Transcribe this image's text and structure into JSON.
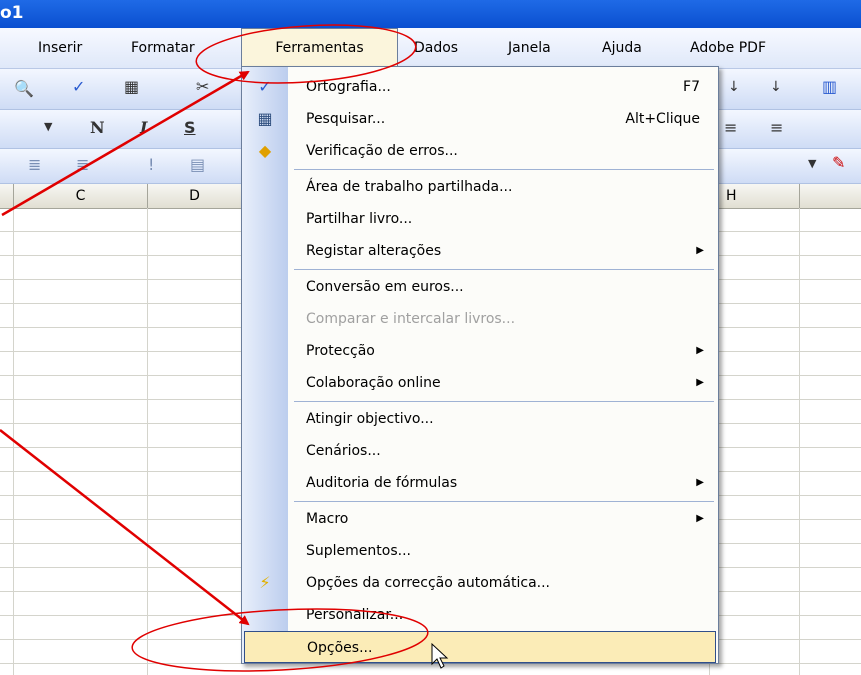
{
  "window": {
    "title_fragment": "o1"
  },
  "menubar": {
    "items": [
      "Inserir",
      "Formatar",
      "Ferramentas",
      "Dados",
      "Janela",
      "Ajuda",
      "Adobe PDF"
    ],
    "active": "Ferramentas"
  },
  "toolbar": {
    "bold_label": "N",
    "italic_label": "I",
    "underline_label": "S"
  },
  "columns": [
    "C",
    "D",
    "H"
  ],
  "dropdown": {
    "items": [
      {
        "label": "Ortografia...",
        "shortcut": "F7",
        "icon": "spellcheck-icon"
      },
      {
        "label": "Pesquisar...",
        "shortcut": "Alt+Clique",
        "icon": "research-icon"
      },
      {
        "label": "Verificação de erros...",
        "icon": "error-check-icon"
      },
      {
        "label": "Área de trabalho partilhada..."
      },
      {
        "label": "Partilhar livro..."
      },
      {
        "label": "Registar alterações",
        "submenu": true
      },
      {
        "label": "Conversão em euros..."
      },
      {
        "label": "Comparar e intercalar livros...",
        "disabled": true
      },
      {
        "label": "Protecção",
        "submenu": true
      },
      {
        "label": "Colaboração online",
        "submenu": true
      },
      {
        "label": "Atingir objectivo..."
      },
      {
        "label": "Cenários..."
      },
      {
        "label": "Auditoria de fórmulas",
        "submenu": true
      },
      {
        "label": "Macro",
        "submenu": true
      },
      {
        "label": "Suplementos..."
      },
      {
        "label": "Opções da correcção automática...",
        "icon": "autocorrect-icon"
      },
      {
        "label": "Personalizar..."
      },
      {
        "label": "Opções...",
        "highlighted": true
      }
    ]
  },
  "annotation_color": "#e00000",
  "highlight_color": "#fbecb7"
}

···

Request: Extract every line containing the string "icon" from the data above.

Final result:
        "icon": "spellcheck-icon"
        "icon": "research-icon"
        "icon": "error-check-icon"
        "icon": "autocorrect-icon"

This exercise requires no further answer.